Take all the material and copy it exactly.

> **SUPPLIED MATERIAL**:
'''

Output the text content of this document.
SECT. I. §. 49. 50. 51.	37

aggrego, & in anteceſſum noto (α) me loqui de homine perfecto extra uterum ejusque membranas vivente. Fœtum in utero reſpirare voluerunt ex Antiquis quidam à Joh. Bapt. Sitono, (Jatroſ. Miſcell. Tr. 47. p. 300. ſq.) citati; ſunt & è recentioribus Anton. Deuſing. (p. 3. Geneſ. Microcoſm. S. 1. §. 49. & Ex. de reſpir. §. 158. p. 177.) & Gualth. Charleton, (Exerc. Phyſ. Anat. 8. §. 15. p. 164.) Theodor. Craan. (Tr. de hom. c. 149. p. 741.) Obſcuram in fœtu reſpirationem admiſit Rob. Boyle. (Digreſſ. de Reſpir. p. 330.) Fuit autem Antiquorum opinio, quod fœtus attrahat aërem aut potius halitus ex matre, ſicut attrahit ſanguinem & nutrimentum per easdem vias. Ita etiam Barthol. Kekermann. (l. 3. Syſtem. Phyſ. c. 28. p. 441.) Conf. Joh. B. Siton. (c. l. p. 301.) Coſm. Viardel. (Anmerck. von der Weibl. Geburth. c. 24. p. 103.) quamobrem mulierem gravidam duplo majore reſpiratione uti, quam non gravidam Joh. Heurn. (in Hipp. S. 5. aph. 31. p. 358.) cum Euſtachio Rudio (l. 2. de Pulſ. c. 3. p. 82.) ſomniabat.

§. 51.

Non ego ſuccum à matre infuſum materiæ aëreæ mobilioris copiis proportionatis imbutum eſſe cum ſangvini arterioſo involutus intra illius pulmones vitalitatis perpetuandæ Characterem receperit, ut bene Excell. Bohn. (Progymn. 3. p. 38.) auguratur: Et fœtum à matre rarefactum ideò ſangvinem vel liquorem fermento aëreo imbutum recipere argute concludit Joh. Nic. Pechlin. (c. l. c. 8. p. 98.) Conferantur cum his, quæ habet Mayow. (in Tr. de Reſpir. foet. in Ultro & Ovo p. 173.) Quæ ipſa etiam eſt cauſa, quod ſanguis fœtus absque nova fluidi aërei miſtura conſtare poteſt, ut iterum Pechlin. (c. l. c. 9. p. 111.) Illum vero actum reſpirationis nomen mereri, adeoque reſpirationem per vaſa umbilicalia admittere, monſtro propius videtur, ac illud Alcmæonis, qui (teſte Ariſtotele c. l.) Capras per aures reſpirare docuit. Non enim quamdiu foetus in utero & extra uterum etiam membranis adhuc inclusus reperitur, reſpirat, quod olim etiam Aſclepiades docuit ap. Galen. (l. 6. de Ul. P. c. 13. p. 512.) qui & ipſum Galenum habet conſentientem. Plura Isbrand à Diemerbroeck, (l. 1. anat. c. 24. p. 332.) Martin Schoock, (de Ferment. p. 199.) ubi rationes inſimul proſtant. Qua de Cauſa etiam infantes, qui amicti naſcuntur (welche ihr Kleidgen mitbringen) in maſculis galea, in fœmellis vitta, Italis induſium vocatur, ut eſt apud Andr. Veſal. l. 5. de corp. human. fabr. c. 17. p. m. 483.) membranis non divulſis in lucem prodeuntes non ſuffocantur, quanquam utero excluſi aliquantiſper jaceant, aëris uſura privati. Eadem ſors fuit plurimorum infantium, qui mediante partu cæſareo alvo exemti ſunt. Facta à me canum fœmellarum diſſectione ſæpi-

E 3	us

'''

> **FINISHED ANSWER**:
Output the text content of this document.
SECT. I. §. 49. 50. 51.	37

aggrego, & in anteceſſum noto (α) me loqui de homine perfecto extra uterum ejusque membranas vivente. Fœtum in utero reſpirare voluerunt ex Antiquis quidam à Joh. Bapt. Sitono, (Jatroſ. Miſcell. Tr. 47. p. 300. ſq.) citati; ſunt & è recentioribus Anton. Deuſing. (p. 3. Geneſ. Microcoſm. S. 1. §. 49. & Ex. de reſpir. §. 158. p. 177.) & Gualth. Charleton, (Exerc. Phyſ. Anat. 8. §. 15. p. 164.) Theodor. Craan. (Tr. de hom. c. 149. p. 741.) Obſcuram in fœtu reſpirationem admiſit Rob. Boyle. (Digreſſ. de Reſpir. p. 330.) Fuit autem Antiquorum opinio, quod fœtus attrahat aërem aut potius halitus ex matre, ſicut attrahit ſanguinem & nutrimentum per easdem vias. Ita etiam Barthol. Kekermann. (l. 3. Syſtem. Phyſ. c. 28. p. 441.) Conf. Joh. B. Siton. (c. l. p. 301.) Coſm. Viardel. (Anmerck. von der Weibl. Geburth. c. 24. p. 103.) quamobrem mulierem gravidam duplo majore reſpiratione uti, quam non gravidam Joh. Heurn. (in Hipp. S. 5. aph. 31. p. 358.) cum Euſtachio Rudio (l. 2. de Pulſ. c. 3. p. 82.) ſomniabat.

§. 51.

Non ego ſuccum à matre infuſum materiæ aëreæ mobilioris copiis proportionatis imbutum eſſe cum ſangvini arterioſo involutus intra illius pulmones vitalitatis perpetuandæ Characterem receperit, ut bene Excell. Bohn. (Progymn. 3. p. 38.) auguratur: Et fœtum à matre rarefactum ideò ſangvinem vel liquorem fermento aëreo imbutum recipere argute concludit Joh. Nic. Pechlin. (c. l. c. 8. p. 98.) Conferantur cum his, quæ habet Mayow. (in Tr. de Reſpir. foet. in Ultro & Ovo p. 173.) Quæ ipſa etiam eſt cauſa, quod ſanguis fœtus absque nova fluidi aërei miſtura conſtare poteſt, ut iterum Pechlin. (c. l. c. 9. p. 111.) Illum vero actum reſpirationis nomen mereri, adeoque reſpirationem per vaſa umbilicalia admittere, monſtro propius videtur, ac illud Alcmæonis, qui (teſte Ariſtotele c. l.) Capras per aures reſpirare docuit. Non enim quamdiu foetus in utero & extra uterum etiam membranis adhuc inclusus reperitur, reſpirat, quod olim etiam Aſclepiades docuit ap. Galen. (l. 6. de Ul. P. c. 13. p. 512.) qui & ipſum Galenum habet conſentientem. Plura Isbrand à Diemerbroeck, (l. 1. anat. c. 24. p. 332.) Martin Schoock, (de Ferment. p. 199.) ubi rationes inſimul proſtant. Qua de Cauſa etiam infantes, qui amicti naſcuntur (welche ihr Kleidgen mitbringen) in maſculis galea, in fœmellis vitta, Italis induſium vocatur, ut eſt apud Andr. Veſal. l. 5. de corp. human. fabr. c. 17. p. m. 483.) membranis non divulſis in lucem prodeuntes non ſuffocantur, quanquam utero excluſi aliquantiſper jaceant, aëris uſura privati. Eadem ſors fuit plurimorum infantium, qui mediante partu cæſareo alvo exemti ſunt. Facta à me canum fœmellarum diſſectione ſæpi-

E 3	us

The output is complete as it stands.